> [Task prompt]: Output all of the entries below precisely as written.

> [Supplied entries]:
+++

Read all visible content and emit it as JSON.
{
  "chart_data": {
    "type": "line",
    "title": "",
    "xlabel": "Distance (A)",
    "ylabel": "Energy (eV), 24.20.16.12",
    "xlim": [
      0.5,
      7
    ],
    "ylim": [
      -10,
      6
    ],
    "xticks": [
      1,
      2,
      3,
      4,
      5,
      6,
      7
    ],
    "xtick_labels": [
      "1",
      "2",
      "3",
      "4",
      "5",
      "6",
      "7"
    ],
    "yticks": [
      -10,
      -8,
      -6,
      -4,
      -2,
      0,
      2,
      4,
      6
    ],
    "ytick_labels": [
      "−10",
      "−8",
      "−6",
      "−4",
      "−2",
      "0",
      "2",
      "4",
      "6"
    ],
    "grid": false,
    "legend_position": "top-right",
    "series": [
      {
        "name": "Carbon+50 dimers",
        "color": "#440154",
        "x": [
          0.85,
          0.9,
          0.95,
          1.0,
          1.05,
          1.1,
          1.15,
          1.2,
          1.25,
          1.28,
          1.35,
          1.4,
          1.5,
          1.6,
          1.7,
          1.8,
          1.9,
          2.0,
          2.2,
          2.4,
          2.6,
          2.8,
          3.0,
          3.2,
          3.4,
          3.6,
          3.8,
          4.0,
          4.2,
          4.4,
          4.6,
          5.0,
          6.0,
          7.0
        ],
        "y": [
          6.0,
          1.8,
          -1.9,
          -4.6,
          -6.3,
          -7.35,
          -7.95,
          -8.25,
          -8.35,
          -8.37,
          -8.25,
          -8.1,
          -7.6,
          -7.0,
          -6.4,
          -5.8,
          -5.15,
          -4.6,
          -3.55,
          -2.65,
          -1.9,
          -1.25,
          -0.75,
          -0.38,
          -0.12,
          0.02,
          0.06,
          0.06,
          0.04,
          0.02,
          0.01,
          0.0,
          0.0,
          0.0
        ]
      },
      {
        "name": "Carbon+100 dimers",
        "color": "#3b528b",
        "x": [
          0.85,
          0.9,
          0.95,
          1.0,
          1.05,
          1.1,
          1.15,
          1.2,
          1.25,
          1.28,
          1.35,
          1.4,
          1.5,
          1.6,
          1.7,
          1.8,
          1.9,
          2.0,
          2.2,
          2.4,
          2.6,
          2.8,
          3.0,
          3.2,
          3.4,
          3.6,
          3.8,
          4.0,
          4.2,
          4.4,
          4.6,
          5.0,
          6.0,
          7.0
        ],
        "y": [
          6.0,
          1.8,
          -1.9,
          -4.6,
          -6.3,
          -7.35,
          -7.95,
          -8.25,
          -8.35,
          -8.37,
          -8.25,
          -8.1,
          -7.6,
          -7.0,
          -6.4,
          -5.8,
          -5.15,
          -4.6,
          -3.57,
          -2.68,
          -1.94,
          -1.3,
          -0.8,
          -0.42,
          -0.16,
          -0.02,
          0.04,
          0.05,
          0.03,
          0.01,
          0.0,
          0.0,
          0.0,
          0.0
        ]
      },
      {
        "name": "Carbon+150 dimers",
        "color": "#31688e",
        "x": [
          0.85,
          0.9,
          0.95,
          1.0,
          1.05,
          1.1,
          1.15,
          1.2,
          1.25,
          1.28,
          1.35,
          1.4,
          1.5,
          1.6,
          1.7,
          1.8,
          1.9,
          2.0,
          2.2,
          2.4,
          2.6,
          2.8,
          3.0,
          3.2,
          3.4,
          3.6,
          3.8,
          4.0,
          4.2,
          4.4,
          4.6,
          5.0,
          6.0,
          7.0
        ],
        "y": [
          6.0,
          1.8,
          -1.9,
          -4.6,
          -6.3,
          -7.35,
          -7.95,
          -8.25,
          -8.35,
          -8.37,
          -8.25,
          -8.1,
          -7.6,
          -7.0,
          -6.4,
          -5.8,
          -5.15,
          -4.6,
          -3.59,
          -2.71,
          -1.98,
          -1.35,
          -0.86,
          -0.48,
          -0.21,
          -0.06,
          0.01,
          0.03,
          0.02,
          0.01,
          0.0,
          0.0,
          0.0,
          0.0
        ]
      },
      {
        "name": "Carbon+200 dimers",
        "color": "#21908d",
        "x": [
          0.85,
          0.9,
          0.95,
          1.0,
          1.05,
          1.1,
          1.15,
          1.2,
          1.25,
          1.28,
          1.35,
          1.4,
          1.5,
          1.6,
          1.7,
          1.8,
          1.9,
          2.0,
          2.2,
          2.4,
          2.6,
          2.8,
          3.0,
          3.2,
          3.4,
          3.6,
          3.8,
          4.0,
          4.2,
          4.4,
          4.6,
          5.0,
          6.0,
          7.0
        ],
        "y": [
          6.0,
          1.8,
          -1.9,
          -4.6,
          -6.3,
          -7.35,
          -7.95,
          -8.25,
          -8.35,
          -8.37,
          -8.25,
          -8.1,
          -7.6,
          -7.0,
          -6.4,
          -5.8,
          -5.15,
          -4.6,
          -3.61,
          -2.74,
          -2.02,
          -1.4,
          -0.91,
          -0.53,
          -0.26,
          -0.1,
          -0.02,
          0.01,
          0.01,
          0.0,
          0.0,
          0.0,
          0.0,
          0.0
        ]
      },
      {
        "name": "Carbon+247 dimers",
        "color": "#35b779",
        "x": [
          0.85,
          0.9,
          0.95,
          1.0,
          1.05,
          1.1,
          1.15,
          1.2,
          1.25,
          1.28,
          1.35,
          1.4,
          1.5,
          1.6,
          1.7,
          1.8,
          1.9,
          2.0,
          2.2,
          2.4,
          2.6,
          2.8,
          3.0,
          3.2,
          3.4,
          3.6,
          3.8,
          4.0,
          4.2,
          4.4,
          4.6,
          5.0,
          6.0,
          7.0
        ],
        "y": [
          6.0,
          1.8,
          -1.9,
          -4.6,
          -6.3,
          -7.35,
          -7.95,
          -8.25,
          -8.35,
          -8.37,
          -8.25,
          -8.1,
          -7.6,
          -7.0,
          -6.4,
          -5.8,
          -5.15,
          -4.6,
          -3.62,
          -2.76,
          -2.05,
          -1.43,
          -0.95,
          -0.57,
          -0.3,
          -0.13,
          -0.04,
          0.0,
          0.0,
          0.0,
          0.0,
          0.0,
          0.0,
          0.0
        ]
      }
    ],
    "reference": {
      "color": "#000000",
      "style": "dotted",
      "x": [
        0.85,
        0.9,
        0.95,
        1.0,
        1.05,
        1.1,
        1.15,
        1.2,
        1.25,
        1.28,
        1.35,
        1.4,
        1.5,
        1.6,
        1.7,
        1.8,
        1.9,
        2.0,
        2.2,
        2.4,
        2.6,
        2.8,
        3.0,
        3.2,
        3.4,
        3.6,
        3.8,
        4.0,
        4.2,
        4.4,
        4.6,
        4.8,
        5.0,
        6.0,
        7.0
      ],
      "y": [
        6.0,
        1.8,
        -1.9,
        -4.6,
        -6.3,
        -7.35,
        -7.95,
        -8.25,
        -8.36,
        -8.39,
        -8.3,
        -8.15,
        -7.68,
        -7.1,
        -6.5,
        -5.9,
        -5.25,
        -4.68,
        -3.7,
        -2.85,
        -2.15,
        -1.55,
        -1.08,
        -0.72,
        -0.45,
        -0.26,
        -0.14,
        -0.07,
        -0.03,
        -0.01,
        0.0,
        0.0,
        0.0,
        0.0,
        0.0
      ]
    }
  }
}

+++

> [Complete response]:
Read all visible content and emit it as JSON.
{
  "chart_data": {
    "type": "line",
    "title": "",
    "xlabel": "Distance (A)",
    "ylabel": "Energy (eV), 24.20.16.12",
    "xlim": [
      0.5,
      7
    ],
    "ylim": [
      -10,
      6
    ],
    "xticks": [
      1,
      2,
      3,
      4,
      5,
      6,
      7
    ],
    "xtick_labels": [
      "1",
      "2",
      "3",
      "4",
      "5",
      "6",
      "7"
    ],
    "yticks": [
      -10,
      -8,
      -6,
      -4,
      -2,
      0,
      2,
      4,
      6
    ],
    "ytick_labels": [
      "−10",
      "−8",
      "−6",
      "−4",
      "−2",
      "0",
      "2",
      "4",
      "6"
    ],
    "grid": false,
    "legend_position": "top-right",
    "series": [
      {
        "name": "Carbon+50 dimers",
        "color": "#440154",
        "x": [
          0.85,
          0.9,
          0.95,
          1.0,
          1.05,
          1.1,
          1.15,
          1.2,
          1.25,
          1.28,
          1.35,
          1.4,
          1.5,
          1.6,
          1.7,
          1.8,
          1.9,
          2.0,
          2.2,
          2.4,
          2.6,
          2.8,
          3.0,
          3.2,
          3.4,
          3.6,
          3.8,
          4.0,
          4.2,
          4.4,
          4.6,
          5.0,
          6.0,
          7.0
        ],
        "y": [
          6.0,
          1.8,
          -1.9,
          -4.6,
          -6.3,
          -7.35,
          -7.95,
          -8.25,
          -8.35,
          -8.37,
          -8.25,
          -8.1,
          -7.6,
          -7.0,
          -6.4,
          -5.8,
          -5.15,
          -4.6,
          -3.55,
          -2.65,
          -1.9,
          -1.25,
          -0.75,
          -0.38,
          -0.12,
          0.02,
          0.06,
          0.06,
          0.04,
          0.02,
          0.01,
          0.0,
          0.0,
          0.0
        ]
      },
      {
        "name": "Carbon+100 dimers",
        "color": "#3b528b",
        "x": [
          0.85,
          0.9,
          0.95,
          1.0,
          1.05,
          1.1,
          1.15,
          1.2,
          1.25,
          1.28,
          1.35,
          1.4,
          1.5,
          1.6,
          1.7,
          1.8,
          1.9,
          2.0,
          2.2,
          2.4,
          2.6,
          2.8,
          3.0,
          3.2,
          3.4,
          3.6,
          3.8,
          4.0,
          4.2,
          4.4,
          4.6,
          5.0,
          6.0,
          7.0
        ],
        "y": [
          6.0,
          1.8,
          -1.9,
          -4.6,
          -6.3,
          -7.35,
          -7.95,
          -8.25,
          -8.35,
          -8.37,
          -8.25,
          -8.1,
          -7.6,
          -7.0,
          -6.4,
          -5.8,
          -5.15,
          -4.6,
          -3.57,
          -2.68,
          -1.94,
          -1.3,
          -0.8,
          -0.42,
          -0.16,
          -0.02,
          0.04,
          0.05,
          0.03,
          0.01,
          0.0,
          0.0,
          0.0,
          0.0
        ]
      },
      {
        "name": "Carbon+150 dimers",
        "color": "#31688e",
        "x": [
          0.85,
          0.9,
          0.95,
          1.0,
          1.05,
          1.1,
          1.15,
          1.2,
          1.25,
          1.28,
          1.35,
          1.4,
          1.5,
          1.6,
          1.7,
          1.8,
          1.9,
          2.0,
          2.2,
          2.4,
          2.6,
          2.8,
          3.0,
          3.2,
          3.4,
          3.6,
          3.8,
          4.0,
          4.2,
          4.4,
          4.6,
          5.0,
          6.0,
          7.0
        ],
        "y": [
          6.0,
          1.8,
          -1.9,
          -4.6,
          -6.3,
          -7.35,
          -7.95,
          -8.25,
          -8.35,
          -8.37,
          -8.25,
          -8.1,
          -7.6,
          -7.0,
          -6.4,
          -5.8,
          -5.15,
          -4.6,
          -3.59,
          -2.71,
          -1.98,
          -1.35,
          -0.86,
          -0.48,
          -0.21,
          -0.06,
          0.01,
          0.03,
          0.02,
          0.01,
          0.0,
          0.0,
          0.0,
          0.0
        ]
      },
      {
        "name": "Carbon+200 dimers",
        "color": "#21908d",
        "x": [
          0.85,
          0.9,
          0.95,
          1.0,
          1.05,
          1.1,
          1.15,
          1.2,
          1.25,
          1.28,
          1.35,
          1.4,
          1.5,
          1.6,
          1.7,
          1.8,
          1.9,
          2.0,
          2.2,
          2.4,
          2.6,
          2.8,
          3.0,
          3.2,
          3.4,
          3.6,
          3.8,
          4.0,
          4.2,
          4.4,
          4.6,
          5.0,
          6.0,
          7.0
        ],
        "y": [
          6.0,
          1.8,
          -1.9,
          -4.6,
          -6.3,
          -7.35,
          -7.95,
          -8.25,
          -8.35,
          -8.37,
          -8.25,
          -8.1,
          -7.6,
          -7.0,
          -6.4,
          -5.8,
          -5.15,
          -4.6,
          -3.61,
          -2.74,
          -2.02,
          -1.4,
          -0.91,
          -0.53,
          -0.26,
          -0.1,
          -0.02,
          0.01,
          0.01,
          0.0,
          0.0,
          0.0,
          0.0,
          0.0
        ]
      },
      {
        "name": "Carbon+247 dimers",
        "color": "#35b779",
        "x": [
          0.85,
          0.9,
          0.95,
          1.0,
          1.05,
          1.1,
          1.15,
          1.2,
          1.25,
          1.28,
          1.35,
          1.4,
          1.5,
          1.6,
          1.7,
          1.8,
          1.9,
          2.0,
          2.2,
          2.4,
          2.6,
          2.8,
          3.0,
          3.2,
          3.4,
          3.6,
          3.8,
          4.0,
          4.2,
          4.4,
          4.6,
          5.0,
          6.0,
          7.0
        ],
        "y": [
          6.0,
          1.8,
          -1.9,
          -4.6,
          -6.3,
          -7.35,
          -7.95,
          -8.25,
          -8.35,
          -8.37,
          -8.25,
          -8.1,
          -7.6,
          -7.0,
          -6.4,
          -5.8,
          -5.15,
          -4.6,
          -3.62,
          -2.76,
          -2.05,
          -1.43,
          -0.95,
          -0.57,
          -0.3,
          -0.13,
          -0.04,
          0.0,
          0.0,
          0.0,
          0.0,
          0.0,
          0.0,
          0.0
        ]
      }
    ],
    "reference": {
      "color": "#000000",
      "style": "dotted",
      "x": [
        0.85,
        0.9,
        0.95,
        1.0,
        1.05,
        1.1,
        1.15,
        1.2,
        1.25,
        1.28,
        1.35,
        1.4,
        1.5,
        1.6,
        1.7,
        1.8,
        1.9,
        2.0,
        2.2,
        2.4,
        2.6,
        2.8,
        3.0,
        3.2,
        3.4,
        3.6,
        3.8,
        4.0,
        4.2,
        4.4,
        4.6,
        4.8,
        5.0,
        6.0,
        7.0
      ],
      "y": [
        6.0,
        1.8,
        -1.9,
        -4.6,
        -6.3,
        -7.35,
        -7.95,
        -8.25,
        -8.36,
        -8.39,
        -8.3,
        -8.15,
        -7.68,
        -7.1,
        -6.5,
        -5.9,
        -5.25,
        -4.68,
        -3.7,
        -2.85,
        -2.15,
        -1.55,
        -1.08,
        -0.72,
        -0.45,
        -0.26,
        -0.14,
        -0.07,
        -0.03,
        -0.01,
        0.0,
        0.0,
        0.0,
        0.0,
        0.0
      ]
    }
  }
}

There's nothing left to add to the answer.